**Problem details**
Quote all of the data below exactly, please.

**Data extract**
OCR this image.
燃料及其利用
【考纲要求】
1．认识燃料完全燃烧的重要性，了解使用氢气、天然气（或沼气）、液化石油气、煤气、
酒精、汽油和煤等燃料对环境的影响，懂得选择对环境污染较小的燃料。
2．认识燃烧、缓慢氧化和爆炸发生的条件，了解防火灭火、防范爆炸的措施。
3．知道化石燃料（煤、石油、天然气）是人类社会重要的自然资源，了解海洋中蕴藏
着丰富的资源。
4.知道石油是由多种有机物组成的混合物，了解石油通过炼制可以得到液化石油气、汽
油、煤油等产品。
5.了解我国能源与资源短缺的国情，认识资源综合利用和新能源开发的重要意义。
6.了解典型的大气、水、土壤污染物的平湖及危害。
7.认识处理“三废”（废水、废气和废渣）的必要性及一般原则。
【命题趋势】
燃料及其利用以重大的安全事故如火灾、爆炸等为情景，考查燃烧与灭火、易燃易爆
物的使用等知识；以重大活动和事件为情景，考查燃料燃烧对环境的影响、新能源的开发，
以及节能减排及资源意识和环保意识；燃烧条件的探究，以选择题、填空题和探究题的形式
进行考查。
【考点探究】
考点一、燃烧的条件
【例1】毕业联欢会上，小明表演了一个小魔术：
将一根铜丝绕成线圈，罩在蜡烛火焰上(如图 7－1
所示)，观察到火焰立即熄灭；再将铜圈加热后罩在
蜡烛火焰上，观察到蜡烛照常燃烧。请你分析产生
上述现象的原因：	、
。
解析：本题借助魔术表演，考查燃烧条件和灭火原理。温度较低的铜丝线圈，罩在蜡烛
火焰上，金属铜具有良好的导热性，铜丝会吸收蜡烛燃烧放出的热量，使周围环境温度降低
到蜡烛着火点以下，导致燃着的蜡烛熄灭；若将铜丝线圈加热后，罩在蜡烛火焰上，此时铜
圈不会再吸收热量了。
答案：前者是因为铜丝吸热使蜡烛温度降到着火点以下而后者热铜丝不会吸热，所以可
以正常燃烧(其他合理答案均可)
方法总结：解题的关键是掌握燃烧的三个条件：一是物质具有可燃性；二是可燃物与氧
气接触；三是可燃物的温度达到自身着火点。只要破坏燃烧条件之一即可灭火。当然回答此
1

**Problem solution**
OCR this image.
燃料及其利用
【考纲要求】
1．认识燃料完全燃烧的重要性，了解使用氢气、天然气（或沼气）、液化石油气、煤气、
酒精、汽油和煤等燃料对环境的影响，懂得选择对环境污染较小的燃料。
2．认识燃烧、缓慢氧化和爆炸发生的条件，了解防火灭火、防范爆炸的措施。
3．知道化石燃料（煤、石油、天然气）是人类社会重要的自然资源，了解海洋中蕴藏
着丰富的资源。
4.知道石油是由多种有机物组成的混合物，了解石油通过炼制可以得到液化石油气、汽
油、煤油等产品。
5.了解我国能源与资源短缺的国情，认识资源综合利用和新能源开发的重要意义。
6.了解典型的大气、水、土壤污染物的平湖及危害。
7.认识处理“三废”（废水、废气和废渣）的必要性及一般原则。
【命题趋势】
燃料及其利用以重大的安全事故如火灾、爆炸等为情景，考查燃烧与灭火、易燃易爆
物的使用等知识；以重大活动和事件为情景，考查燃料燃烧对环境的影响、新能源的开发，
以及节能减排及资源意识和环保意识；燃烧条件的探究，以选择题、填空题和探究题的形式
进行考查。
【考点探究】
考点一、燃烧的条件
【例1】毕业联欢会上，小明表演了一个小魔术：
将一根铜丝绕成线圈，罩在蜡烛火焰上(如图 7－1
所示)，观察到火焰立即熄灭；再将铜圈加热后罩在
蜡烛火焰上，观察到蜡烛照常燃烧。请你分析产生
上述现象的原因：	、
。
解析：本题借助魔术表演，考查燃烧条件和灭火原理。温度较低的铜丝线圈，罩在蜡烛
火焰上，金属铜具有良好的导热性，铜丝会吸收蜡烛燃烧放出的热量，使周围环境温度降低
到蜡烛着火点以下，导致燃着的蜡烛熄灭；若将铜丝线圈加热后，罩在蜡烛火焰上，此时铜
圈不会再吸收热量了。
答案：前者是因为铜丝吸热使蜡烛温度降到着火点以下而后者热铜丝不会吸热，所以可
以正常燃烧(其他合理答案均可)
方法总结：解题的关键是掌握燃烧的三个条件：一是物质具有可燃性；二是可燃物与氧
气接触；三是可燃物的温度达到自身着火点。只要破坏燃烧条件之一即可灭火。当然回答此
1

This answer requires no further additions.